Will you print the material below without altering a single character?

──────── Supplied entries

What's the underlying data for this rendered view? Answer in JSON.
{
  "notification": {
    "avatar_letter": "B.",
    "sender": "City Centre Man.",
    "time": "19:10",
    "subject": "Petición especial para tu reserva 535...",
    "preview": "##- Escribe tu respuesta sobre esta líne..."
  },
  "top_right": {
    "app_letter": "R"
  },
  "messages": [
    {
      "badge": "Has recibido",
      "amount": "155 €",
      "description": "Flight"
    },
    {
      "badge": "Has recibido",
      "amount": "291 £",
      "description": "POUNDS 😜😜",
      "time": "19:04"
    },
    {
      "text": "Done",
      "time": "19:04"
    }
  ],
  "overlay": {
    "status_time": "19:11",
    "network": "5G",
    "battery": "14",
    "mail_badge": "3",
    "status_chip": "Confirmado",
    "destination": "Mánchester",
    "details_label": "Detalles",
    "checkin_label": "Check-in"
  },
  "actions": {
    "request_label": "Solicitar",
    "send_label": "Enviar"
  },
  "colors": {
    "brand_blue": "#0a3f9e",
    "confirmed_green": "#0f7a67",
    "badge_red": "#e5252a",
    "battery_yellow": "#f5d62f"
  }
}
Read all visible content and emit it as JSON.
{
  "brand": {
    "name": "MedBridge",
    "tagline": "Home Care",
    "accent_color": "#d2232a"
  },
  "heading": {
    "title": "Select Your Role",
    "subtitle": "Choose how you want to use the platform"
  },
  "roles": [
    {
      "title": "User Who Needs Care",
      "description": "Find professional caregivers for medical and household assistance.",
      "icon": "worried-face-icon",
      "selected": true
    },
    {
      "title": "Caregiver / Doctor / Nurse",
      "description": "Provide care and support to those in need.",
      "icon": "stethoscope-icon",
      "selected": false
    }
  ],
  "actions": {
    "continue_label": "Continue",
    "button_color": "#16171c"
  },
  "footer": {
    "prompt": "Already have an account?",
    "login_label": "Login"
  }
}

────────────────

# Exercise result:
What's the underlying data for this rendered view? Answer in JSON.
{
  "notification": {
    "avatar_letter": "B.",
    "sender": "City Centre Man.",
    "time": "19:10",
    "subject": "Petición especial para tu reserva 535...",
    "preview": "##- Escribe tu respuesta sobre esta líne..."
  },
  "top_right": {
    "app_letter": "R"
  },
  "messages": [
    {
      "badge": "Has recibido",
      "amount": "155 €",
      "description": "Flight"
    },
    {
      "badge": "Has recibido",
      "amount": "291 £",
      "description": "POUNDS 😜😜",
      "time": "19:04"
    },
    {
      "text": "Done",
      "time": "19:04"
    }
  ],
  "overlay": {
    "status_time": "19:11",
    "network": "5G",
    "battery": "14",
    "mail_badge": "3",
    "status_chip": "Confirmado",
    "destination": "Mánchester",
    "details_label": "Detalles",
    "checkin_label": "Check-in"
  },
  "actions": {
    "request_label": "Solicitar",
    "send_label": "Enviar"
  },
  "colors": {
    "brand_blue": "#0a3f9e",
    "confirmed_green": "#0f7a67",
    "badge_red": "#e5252a",
    "battery_yellow": "#f5d62f"
  }
}
Read all visible content and emit it as JSON.
{
  "brand": {
    "name": "MedBridge",
    "tagline": "Home Care",
    "accent_color": "#d2232a"
  },
  "heading": {
    "title": "Select Your Role",
    "subtitle": "Choose how you want to use the platform"
  },
  "roles": [
    {
      "title": "User Who Needs Care",
      "description": "Find professional caregivers for medical and household assistance.",
      "icon": "worried-face-icon",
      "selected": true
    },
    {
      "title": "Caregiver / Doctor / Nurse",
      "description": "Provide care and support to those in need.",
      "icon": "stethoscope-icon",
      "selected": false
    }
  ],
  "actions": {
    "continue_label": "Continue",
    "button_color": "#16171c"
  },
  "footer": {
    "prompt": "Already have an account?",
    "login_label": "Login"
  }
}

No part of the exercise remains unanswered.